━━━ RAW DATA
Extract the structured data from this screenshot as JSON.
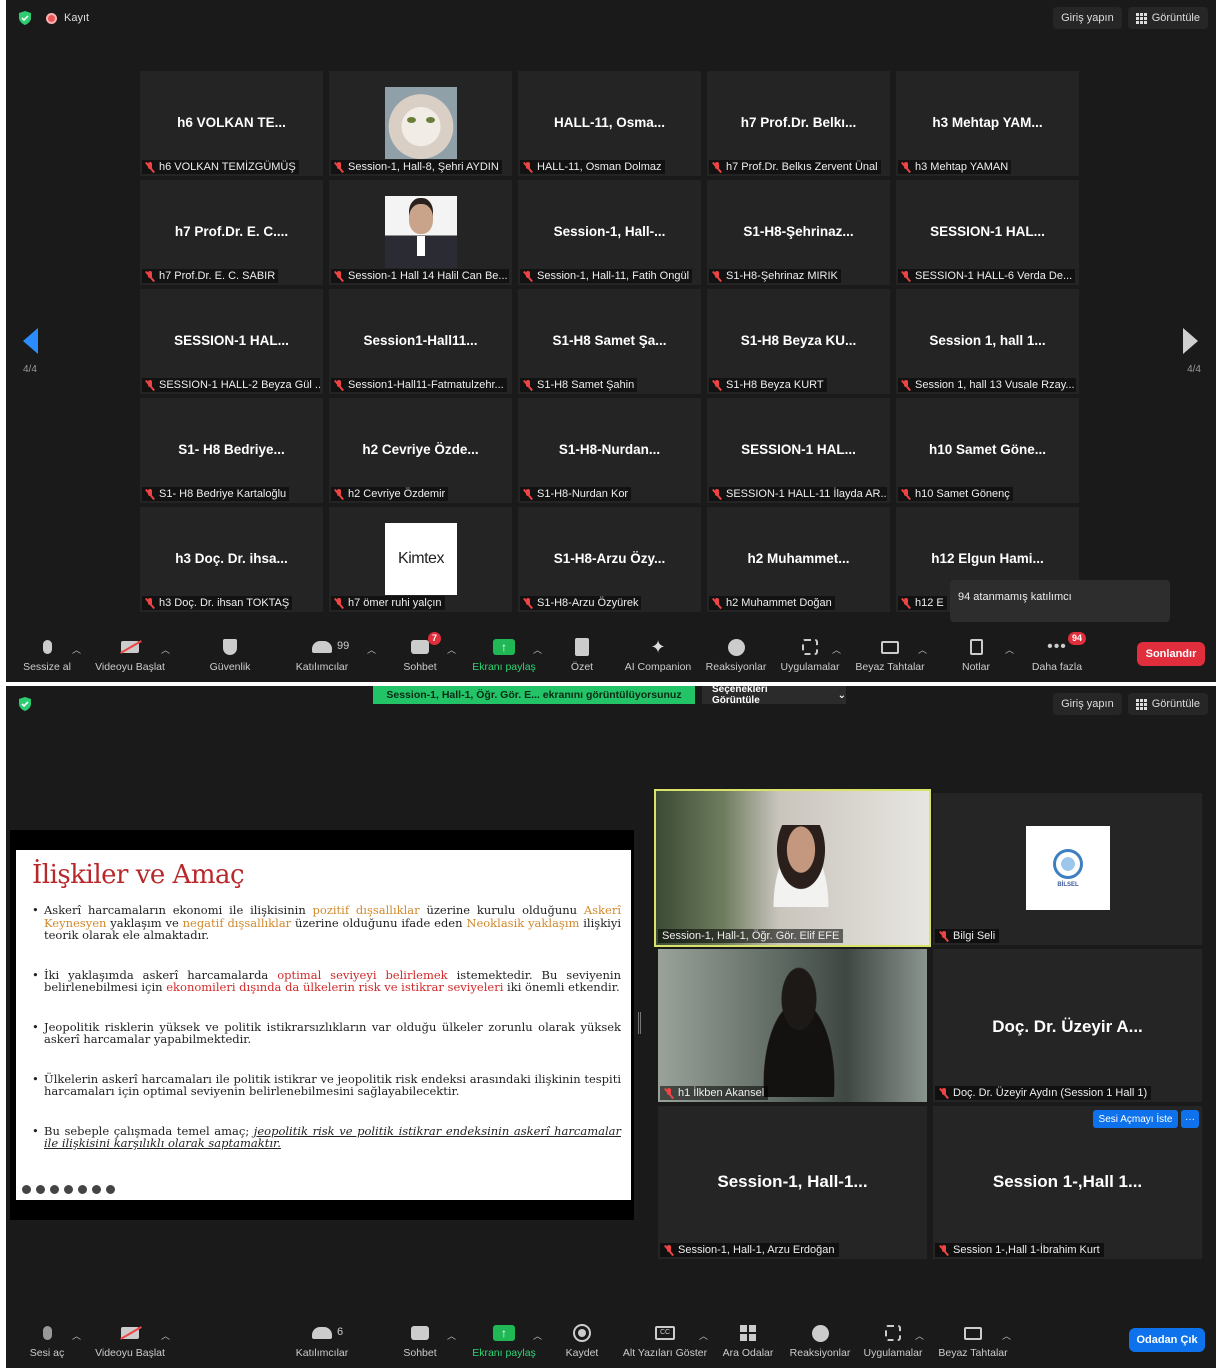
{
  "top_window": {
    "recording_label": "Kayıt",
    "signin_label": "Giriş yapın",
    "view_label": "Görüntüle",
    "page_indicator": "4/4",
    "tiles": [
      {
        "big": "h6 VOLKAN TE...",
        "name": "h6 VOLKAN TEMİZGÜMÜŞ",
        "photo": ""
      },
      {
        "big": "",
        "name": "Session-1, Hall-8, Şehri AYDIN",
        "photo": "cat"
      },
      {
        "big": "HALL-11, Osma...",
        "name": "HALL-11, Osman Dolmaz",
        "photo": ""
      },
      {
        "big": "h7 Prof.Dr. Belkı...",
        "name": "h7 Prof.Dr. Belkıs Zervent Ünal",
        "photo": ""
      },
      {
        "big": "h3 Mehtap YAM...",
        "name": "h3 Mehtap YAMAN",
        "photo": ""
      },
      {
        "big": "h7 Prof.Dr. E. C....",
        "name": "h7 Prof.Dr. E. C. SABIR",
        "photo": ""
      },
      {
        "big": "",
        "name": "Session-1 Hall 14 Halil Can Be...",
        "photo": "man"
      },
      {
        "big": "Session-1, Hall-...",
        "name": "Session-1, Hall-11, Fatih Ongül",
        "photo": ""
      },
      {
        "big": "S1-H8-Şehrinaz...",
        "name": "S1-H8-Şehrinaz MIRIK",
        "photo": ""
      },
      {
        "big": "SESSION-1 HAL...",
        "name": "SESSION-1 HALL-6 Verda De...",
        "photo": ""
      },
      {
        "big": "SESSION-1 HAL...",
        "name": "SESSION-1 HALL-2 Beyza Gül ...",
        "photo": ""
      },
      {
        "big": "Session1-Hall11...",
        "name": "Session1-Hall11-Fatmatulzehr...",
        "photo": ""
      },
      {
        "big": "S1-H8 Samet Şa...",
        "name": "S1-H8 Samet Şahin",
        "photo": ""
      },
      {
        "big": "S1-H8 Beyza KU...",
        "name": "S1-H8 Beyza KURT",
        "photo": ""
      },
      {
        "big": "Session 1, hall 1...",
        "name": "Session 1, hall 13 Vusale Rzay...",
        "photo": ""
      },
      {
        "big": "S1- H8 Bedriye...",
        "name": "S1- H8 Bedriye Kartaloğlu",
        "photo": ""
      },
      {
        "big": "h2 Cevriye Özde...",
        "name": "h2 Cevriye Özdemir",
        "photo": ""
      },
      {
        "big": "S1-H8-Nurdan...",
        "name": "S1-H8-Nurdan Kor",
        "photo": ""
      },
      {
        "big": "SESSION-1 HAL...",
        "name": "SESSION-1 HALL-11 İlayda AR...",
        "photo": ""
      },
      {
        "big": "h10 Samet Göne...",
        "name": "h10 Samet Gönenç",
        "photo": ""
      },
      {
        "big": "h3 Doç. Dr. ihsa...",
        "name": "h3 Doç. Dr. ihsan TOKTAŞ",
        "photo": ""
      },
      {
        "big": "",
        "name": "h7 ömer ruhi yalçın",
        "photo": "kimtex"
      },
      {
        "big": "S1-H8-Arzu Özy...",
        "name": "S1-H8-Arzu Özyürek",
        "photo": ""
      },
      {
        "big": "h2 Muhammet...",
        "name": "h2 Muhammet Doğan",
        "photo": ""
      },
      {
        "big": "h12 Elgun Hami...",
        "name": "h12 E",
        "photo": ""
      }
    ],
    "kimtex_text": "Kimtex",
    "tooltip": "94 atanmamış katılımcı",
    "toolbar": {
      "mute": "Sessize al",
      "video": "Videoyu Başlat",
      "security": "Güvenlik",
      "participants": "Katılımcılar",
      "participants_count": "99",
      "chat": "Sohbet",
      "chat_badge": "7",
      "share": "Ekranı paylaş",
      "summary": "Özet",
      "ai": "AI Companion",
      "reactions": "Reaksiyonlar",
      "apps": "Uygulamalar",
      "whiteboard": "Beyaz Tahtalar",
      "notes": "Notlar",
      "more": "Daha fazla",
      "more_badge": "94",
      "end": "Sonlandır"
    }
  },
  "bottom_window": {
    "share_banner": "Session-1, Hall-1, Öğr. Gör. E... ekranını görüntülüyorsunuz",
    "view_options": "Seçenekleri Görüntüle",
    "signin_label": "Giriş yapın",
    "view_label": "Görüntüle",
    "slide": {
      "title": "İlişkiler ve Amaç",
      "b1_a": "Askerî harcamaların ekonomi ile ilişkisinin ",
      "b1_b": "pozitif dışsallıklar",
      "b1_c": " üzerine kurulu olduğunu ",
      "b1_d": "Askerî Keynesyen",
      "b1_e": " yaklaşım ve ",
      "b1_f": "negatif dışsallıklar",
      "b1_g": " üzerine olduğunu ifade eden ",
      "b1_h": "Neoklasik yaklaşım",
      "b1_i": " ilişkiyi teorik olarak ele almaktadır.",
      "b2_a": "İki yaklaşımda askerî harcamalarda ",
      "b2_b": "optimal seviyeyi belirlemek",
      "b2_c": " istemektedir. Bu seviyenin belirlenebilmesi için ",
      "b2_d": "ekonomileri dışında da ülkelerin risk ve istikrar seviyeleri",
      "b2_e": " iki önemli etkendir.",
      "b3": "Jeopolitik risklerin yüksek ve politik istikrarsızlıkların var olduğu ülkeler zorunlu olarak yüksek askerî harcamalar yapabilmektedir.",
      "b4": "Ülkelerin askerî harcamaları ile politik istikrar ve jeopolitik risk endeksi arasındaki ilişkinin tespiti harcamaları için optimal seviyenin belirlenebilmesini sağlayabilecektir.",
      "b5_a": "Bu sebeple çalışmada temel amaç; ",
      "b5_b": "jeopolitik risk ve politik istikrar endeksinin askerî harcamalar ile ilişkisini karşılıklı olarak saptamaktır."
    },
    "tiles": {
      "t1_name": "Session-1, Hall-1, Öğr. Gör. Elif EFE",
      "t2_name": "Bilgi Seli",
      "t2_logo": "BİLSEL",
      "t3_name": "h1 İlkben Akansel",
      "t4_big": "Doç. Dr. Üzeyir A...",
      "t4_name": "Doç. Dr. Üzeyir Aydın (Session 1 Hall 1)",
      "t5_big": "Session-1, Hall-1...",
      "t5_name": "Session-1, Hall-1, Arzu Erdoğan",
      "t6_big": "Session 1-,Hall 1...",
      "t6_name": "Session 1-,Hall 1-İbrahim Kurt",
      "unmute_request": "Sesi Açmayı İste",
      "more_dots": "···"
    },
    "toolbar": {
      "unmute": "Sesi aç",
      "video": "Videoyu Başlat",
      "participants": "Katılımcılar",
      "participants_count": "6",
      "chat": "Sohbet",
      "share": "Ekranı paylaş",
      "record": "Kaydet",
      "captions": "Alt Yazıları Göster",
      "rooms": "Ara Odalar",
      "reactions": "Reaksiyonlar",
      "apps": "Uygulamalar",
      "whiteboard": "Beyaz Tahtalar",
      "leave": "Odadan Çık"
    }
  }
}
━━━━━━
- [PROBLEM REQUIREMENTS]: Print all entries exactly. The images do not belong in the copy.

- [TASK RESPONSE]:
Extract the structured data from this screenshot as JSON.
{
  "top_window": {
    "recording_label": "Kayıt",
    "signin_label": "Giriş yapın",
    "view_label": "Görüntüle",
    "page_indicator": "4/4",
    "tiles": [
      {
        "big": "h6 VOLKAN TE...",
        "name": "h6 VOLKAN TEMİZGÜMÜŞ",
        "photo": ""
      },
      {
        "big": "",
        "name": "Session-1, Hall-8, Şehri AYDIN",
        "photo": "cat"
      },
      {
        "big": "HALL-11, Osma...",
        "name": "HALL-11, Osman Dolmaz",
        "photo": ""
      },
      {
        "big": "h7 Prof.Dr. Belkı...",
        "name": "h7 Prof.Dr. Belkıs Zervent Ünal",
        "photo": ""
      },
      {
        "big": "h3 Mehtap YAM...",
        "name": "h3 Mehtap YAMAN",
        "photo": ""
      },
      {
        "big": "h7 Prof.Dr. E. C....",
        "name": "h7 Prof.Dr. E. C. SABIR",
        "photo": ""
      },
      {
        "big": "",
        "name": "Session-1 Hall 14 Halil Can Be...",
        "photo": "man"
      },
      {
        "big": "Session-1, Hall-...",
        "name": "Session-1, Hall-11, Fatih Ongül",
        "photo": ""
      },
      {
        "big": "S1-H8-Şehrinaz...",
        "name": "S1-H8-Şehrinaz MIRIK",
        "photo": ""
      },
      {
        "big": "SESSION-1 HAL...",
        "name": "SESSION-1 HALL-6 Verda De...",
        "photo": ""
      },
      {
        "big": "SESSION-1 HAL...",
        "name": "SESSION-1 HALL-2 Beyza Gül ...",
        "photo": ""
      },
      {
        "big": "Session1-Hall11...",
        "name": "Session1-Hall11-Fatmatulzehr...",
        "photo": ""
      },
      {
        "big": "S1-H8 Samet Şa...",
        "name": "S1-H8 Samet Şahin",
        "photo": ""
      },
      {
        "big": "S1-H8 Beyza KU...",
        "name": "S1-H8 Beyza KURT",
        "photo": ""
      },
      {
        "big": "Session 1, hall 1...",
        "name": "Session 1, hall 13 Vusale Rzay...",
        "photo": ""
      },
      {
        "big": "S1- H8 Bedriye...",
        "name": "S1- H8 Bedriye Kartaloğlu",
        "photo": ""
      },
      {
        "big": "h2 Cevriye Özde...",
        "name": "h2 Cevriye Özdemir",
        "photo": ""
      },
      {
        "big": "S1-H8-Nurdan...",
        "name": "S1-H8-Nurdan Kor",
        "photo": ""
      },
      {
        "big": "SESSION-1 HAL...",
        "name": "SESSION-1 HALL-11 İlayda AR...",
        "photo": ""
      },
      {
        "big": "h10 Samet Göne...",
        "name": "h10 Samet Gönenç",
        "photo": ""
      },
      {
        "big": "h3 Doç. Dr. ihsa...",
        "name": "h3 Doç. Dr. ihsan TOKTAŞ",
        "photo": ""
      },
      {
        "big": "",
        "name": "h7 ömer ruhi yalçın",
        "photo": "kimtex"
      },
      {
        "big": "S1-H8-Arzu Özy...",
        "name": "S1-H8-Arzu Özyürek",
        "photo": ""
      },
      {
        "big": "h2 Muhammet...",
        "name": "h2 Muhammet Doğan",
        "photo": ""
      },
      {
        "big": "h12 Elgun Hami...",
        "name": "h12 E",
        "photo": ""
      }
    ],
    "kimtex_text": "Kimtex",
    "tooltip": "94 atanmamış katılımcı",
    "toolbar": {
      "mute": "Sessize al",
      "video": "Videoyu Başlat",
      "security": "Güvenlik",
      "participants": "Katılımcılar",
      "participants_count": "99",
      "chat": "Sohbet",
      "chat_badge": "7",
      "share": "Ekranı paylaş",
      "summary": "Özet",
      "ai": "AI Companion",
      "reactions": "Reaksiyonlar",
      "apps": "Uygulamalar",
      "whiteboard": "Beyaz Tahtalar",
      "notes": "Notlar",
      "more": "Daha fazla",
      "more_badge": "94",
      "end": "Sonlandır"
    }
  },
  "bottom_window": {
    "share_banner": "Session-1, Hall-1, Öğr. Gör. E... ekranını görüntülüyorsunuz",
    "view_options": "Seçenekleri Görüntüle",
    "signin_label": "Giriş yapın",
    "view_label": "Görüntüle",
    "slide": {
      "title": "İlişkiler ve Amaç",
      "b1_a": "Askerî harcamaların ekonomi ile ilişkisinin ",
      "b1_b": "pozitif dışsallıklar",
      "b1_c": " üzerine kurulu olduğunu ",
      "b1_d": "Askerî Keynesyen",
      "b1_e": " yaklaşım ve ",
      "b1_f": "negatif dışsallıklar",
      "b1_g": " üzerine olduğunu ifade eden ",
      "b1_h": "Neoklasik yaklaşım",
      "b1_i": " ilişkiyi teorik olarak ele almaktadır.",
      "b2_a": "İki yaklaşımda askerî harcamalarda ",
      "b2_b": "optimal seviyeyi belirlemek",
      "b2_c": " istemektedir. Bu seviyenin belirlenebilmesi için ",
      "b2_d": "ekonomileri dışında da ülkelerin risk ve istikrar seviyeleri",
      "b2_e": " iki önemli etkendir.",
      "b3": "Jeopolitik risklerin yüksek ve politik istikrarsızlıkların var olduğu ülkeler zorunlu olarak yüksek askerî harcamalar yapabilmektedir.",
      "b4": "Ülkelerin askerî harcamaları ile politik istikrar ve jeopolitik risk endeksi arasındaki ilişkinin tespiti harcamaları için optimal seviyenin belirlenebilmesini sağlayabilecektir.",
      "b5_a": "Bu sebeple çalışmada temel amaç; ",
      "b5_b": "jeopolitik risk ve politik istikrar endeksinin askerî harcamalar ile ilişkisini karşılıklı olarak saptamaktır."
    },
    "tiles": {
      "t1_name": "Session-1, Hall-1, Öğr. Gör. Elif EFE",
      "t2_name": "Bilgi Seli",
      "t2_logo": "BİLSEL",
      "t3_name": "h1 İlkben Akansel",
      "t4_big": "Doç. Dr. Üzeyir A...",
      "t4_name": "Doç. Dr. Üzeyir Aydın (Session 1 Hall 1)",
      "t5_big": "Session-1, Hall-1...",
      "t5_name": "Session-1, Hall-1, Arzu Erdoğan",
      "t6_big": "Session 1-,Hall 1...",
      "t6_name": "Session 1-,Hall 1-İbrahim Kurt",
      "unmute_request": "Sesi Açmayı İste",
      "more_dots": "···"
    },
    "toolbar": {
      "unmute": "Sesi aç",
      "video": "Videoyu Başlat",
      "participants": "Katılımcılar",
      "participants_count": "6",
      "chat": "Sohbet",
      "share": "Ekranı paylaş",
      "record": "Kaydet",
      "captions": "Alt Yazıları Göster",
      "rooms": "Ara Odalar",
      "reactions": "Reaksiyonlar",
      "apps": "Uygulamalar",
      "whiteboard": "Beyaz Tahtalar",
      "leave": "Odadan Çık"
    }
  }
}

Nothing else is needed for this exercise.